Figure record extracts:
..........

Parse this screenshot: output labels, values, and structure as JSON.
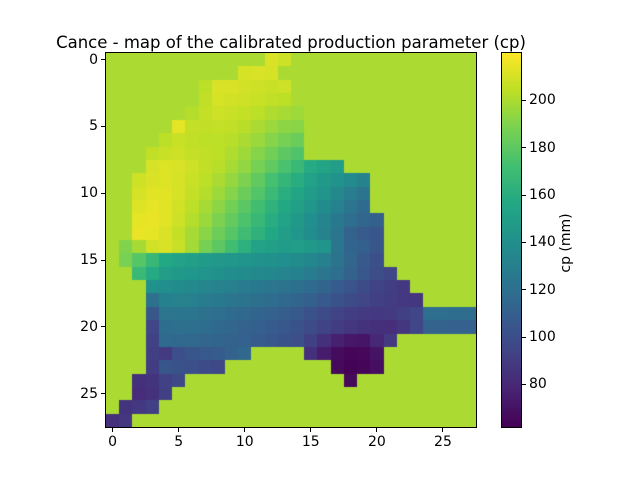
{
  "title": "Cance - map of the calibrated production parameter (cp)",
  "axes": {
    "x_ticks": [
      0,
      5,
      10,
      15,
      20,
      25
    ],
    "y_ticks": [
      0,
      5,
      10,
      15,
      20,
      25
    ]
  },
  "colorbar": {
    "label": "cp (mm)",
    "ticks": [
      80,
      100,
      120,
      140,
      160,
      180,
      200
    ]
  },
  "colors": {
    "figure_background": "#ffffff",
    "spine": "#000000",
    "text": "#000000"
  },
  "chart_data": {
    "type": "heatmap",
    "title": "Cance - map of the calibrated production parameter (cp)",
    "xlabel": "",
    "ylabel": "",
    "colorbar_label": "cp (mm)",
    "colormap": "viridis",
    "vmin": 62,
    "vmax": 220,
    "background_value": 200,
    "grid_size": [
      28,
      28
    ],
    "x_ticks": [
      0,
      5,
      10,
      15,
      20,
      25
    ],
    "y_ticks": [
      0,
      5,
      10,
      15,
      20,
      25
    ],
    "colorbar_ticks": [
      80,
      100,
      120,
      140,
      160,
      180,
      200
    ],
    "values": [
      [
        null,
        null,
        null,
        null,
        null,
        null,
        null,
        null,
        null,
        null,
        null,
        null,
        211,
        208,
        null,
        null,
        null,
        null,
        null,
        null,
        null,
        null,
        null,
        null,
        null,
        null,
        null,
        null
      ],
      [
        null,
        null,
        null,
        null,
        null,
        null,
        null,
        null,
        null,
        null,
        210,
        211,
        210,
        null,
        null,
        null,
        null,
        null,
        null,
        null,
        null,
        null,
        null,
        null,
        null,
        null,
        null,
        null
      ],
      [
        null,
        null,
        null,
        null,
        null,
        null,
        null,
        204,
        211,
        211,
        209,
        208,
        207,
        208,
        null,
        null,
        null,
        null,
        null,
        null,
        null,
        null,
        null,
        null,
        null,
        null,
        null,
        null
      ],
      [
        null,
        null,
        null,
        null,
        null,
        null,
        null,
        205,
        210,
        209,
        208,
        207,
        205,
        204,
        null,
        null,
        null,
        null,
        null,
        null,
        null,
        null,
        null,
        null,
        null,
        null,
        null,
        null
      ],
      [
        null,
        null,
        null,
        null,
        null,
        null,
        202,
        206,
        208,
        207,
        206,
        204,
        201,
        199,
        197,
        null,
        null,
        null,
        null,
        null,
        null,
        null,
        null,
        null,
        null,
        null,
        null,
        null
      ],
      [
        null,
        null,
        null,
        null,
        null,
        214,
        206,
        205,
        206,
        205,
        203,
        200,
        196,
        193,
        192,
        null,
        null,
        null,
        null,
        null,
        null,
        null,
        null,
        null,
        null,
        null,
        null,
        null
      ],
      [
        null,
        null,
        null,
        null,
        204,
        207,
        205,
        204,
        204,
        203,
        200,
        196,
        191,
        187,
        184,
        null,
        null,
        null,
        null,
        null,
        null,
        null,
        null,
        null,
        null,
        null,
        null,
        null
      ],
      [
        null,
        null,
        null,
        205,
        207,
        208,
        206,
        205,
        204,
        201,
        197,
        191,
        186,
        180,
        176,
        null,
        null,
        null,
        null,
        null,
        null,
        null,
        null,
        null,
        null,
        null,
        null,
        null
      ],
      [
        null,
        null,
        null,
        210,
        212,
        211,
        208,
        205,
        203,
        199,
        194,
        187,
        181,
        174,
        168,
        158,
        154,
        150,
        null,
        null,
        null,
        null,
        null,
        null,
        null,
        null,
        null,
        null
      ],
      [
        null,
        null,
        208,
        211,
        212,
        210,
        207,
        204,
        200,
        195,
        189,
        181,
        173,
        166,
        160,
        153,
        147,
        142,
        137,
        132,
        null,
        null,
        null,
        null,
        null,
        null,
        null,
        null
      ],
      [
        null,
        null,
        210,
        213,
        213,
        210,
        206,
        202,
        197,
        191,
        184,
        177,
        169,
        161,
        155,
        149,
        143,
        136,
        129,
        122,
        null,
        null,
        null,
        null,
        null,
        null,
        null,
        null
      ],
      [
        null,
        null,
        212,
        214,
        213,
        209,
        204,
        199,
        193,
        186,
        179,
        171,
        164,
        157,
        151,
        145,
        138,
        131,
        124,
        117,
        null,
        null,
        null,
        null,
        null,
        null,
        null,
        null
      ],
      [
        null,
        null,
        214,
        215,
        213,
        208,
        202,
        196,
        189,
        182,
        175,
        167,
        160,
        153,
        147,
        140,
        133,
        126,
        119,
        114,
        110,
        null,
        null,
        null,
        null,
        null,
        null,
        null
      ],
      [
        null,
        null,
        215,
        214,
        211,
        206,
        199,
        192,
        185,
        178,
        170,
        163,
        156,
        150,
        145,
        139,
        132,
        124,
        112,
        107,
        104,
        null,
        null,
        null,
        null,
        null,
        null,
        null
      ],
      [
        null,
        190,
        199,
        209,
        211,
        207,
        198,
        187,
        180,
        171,
        162,
        153,
        151,
        149,
        150,
        147,
        143,
        124,
        113,
        110,
        104,
        null,
        null,
        null,
        null,
        null,
        null,
        null
      ],
      [
        null,
        188,
        178,
        167,
        157,
        153,
        151,
        148,
        146,
        145,
        143,
        142,
        141,
        140,
        138,
        135,
        130,
        122,
        114,
        106,
        101,
        null,
        null,
        null,
        null,
        null,
        null,
        null
      ],
      [
        null,
        null,
        168,
        158,
        150,
        147,
        145,
        143,
        141,
        139,
        138,
        136,
        135,
        133,
        131,
        128,
        124,
        119,
        112,
        105,
        99,
        95,
        null,
        null,
        null,
        null,
        null,
        null
      ],
      [
        null,
        null,
        null,
        141,
        140,
        138,
        136,
        134,
        132,
        130,
        128,
        126,
        124,
        122,
        120,
        117,
        113,
        108,
        103,
        98,
        94,
        91,
        88,
        null,
        null,
        null,
        null,
        null
      ],
      [
        null,
        null,
        null,
        121,
        131,
        132,
        130,
        128,
        126,
        124,
        122,
        120,
        118,
        116,
        113,
        110,
        106,
        102,
        98,
        95,
        92,
        90,
        88,
        87,
        null,
        null,
        null,
        null
      ],
      [
        null,
        null,
        null,
        105,
        123,
        124,
        123,
        121,
        119,
        117,
        115,
        113,
        111,
        109,
        106,
        102,
        98,
        94,
        91,
        89,
        88,
        89,
        92,
        95,
        119,
        119,
        118,
        118
      ],
      [
        null,
        null,
        null,
        95,
        118,
        120,
        119,
        118,
        116,
        114,
        112,
        110,
        108,
        105,
        102,
        98,
        94,
        90,
        87,
        85,
        84,
        83,
        87,
        95,
        112,
        112,
        111,
        111
      ],
      [
        null,
        null,
        null,
        93,
        117,
        116,
        115,
        114,
        113,
        112,
        111,
        108,
        105,
        102,
        100,
        92,
        84,
        76,
        72,
        71,
        80,
        89,
        null,
        null,
        null,
        null,
        null,
        null
      ],
      [
        null,
        null,
        null,
        91,
        89,
        100,
        104,
        106,
        108,
        112,
        115,
        null,
        null,
        null,
        null,
        84,
        74,
        67,
        64,
        65,
        70,
        null,
        null,
        null,
        null,
        null,
        null,
        null
      ],
      [
        null,
        null,
        null,
        90,
        104,
        102,
        100,
        98,
        96,
        null,
        null,
        null,
        null,
        null,
        null,
        null,
        null,
        66,
        63,
        64,
        68,
        null,
        null,
        null,
        null,
        null,
        null,
        null
      ],
      [
        null,
        null,
        84,
        86,
        93,
        97,
        null,
        null,
        null,
        null,
        null,
        null,
        null,
        null,
        null,
        null,
        null,
        null,
        66,
        null,
        null,
        null,
        null,
        null,
        null,
        null,
        null,
        null
      ],
      [
        null,
        null,
        82,
        85,
        92,
        null,
        null,
        null,
        null,
        null,
        null,
        null,
        null,
        null,
        null,
        null,
        null,
        null,
        null,
        null,
        null,
        null,
        null,
        null,
        null,
        null,
        null,
        null
      ],
      [
        null,
        86,
        88,
        92,
        null,
        null,
        null,
        null,
        null,
        null,
        null,
        null,
        null,
        null,
        null,
        null,
        null,
        null,
        null,
        null,
        null,
        null,
        null,
        null,
        null,
        null,
        null,
        null
      ],
      [
        84,
        87,
        null,
        null,
        null,
        null,
        null,
        null,
        null,
        null,
        null,
        null,
        null,
        null,
        null,
        null,
        null,
        null,
        null,
        null,
        null,
        null,
        null,
        null,
        null,
        null,
        null,
        null
      ]
    ]
  }
}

..........

• TASK INSTRUCTIONS:
Look through the data and show every line containing "production".

• EXPECTED ANSWER:
  "title": "Cance - map of the calibrated production parameter (cp)",
    "title": "Cance - map of the calibrated production parameter (cp)",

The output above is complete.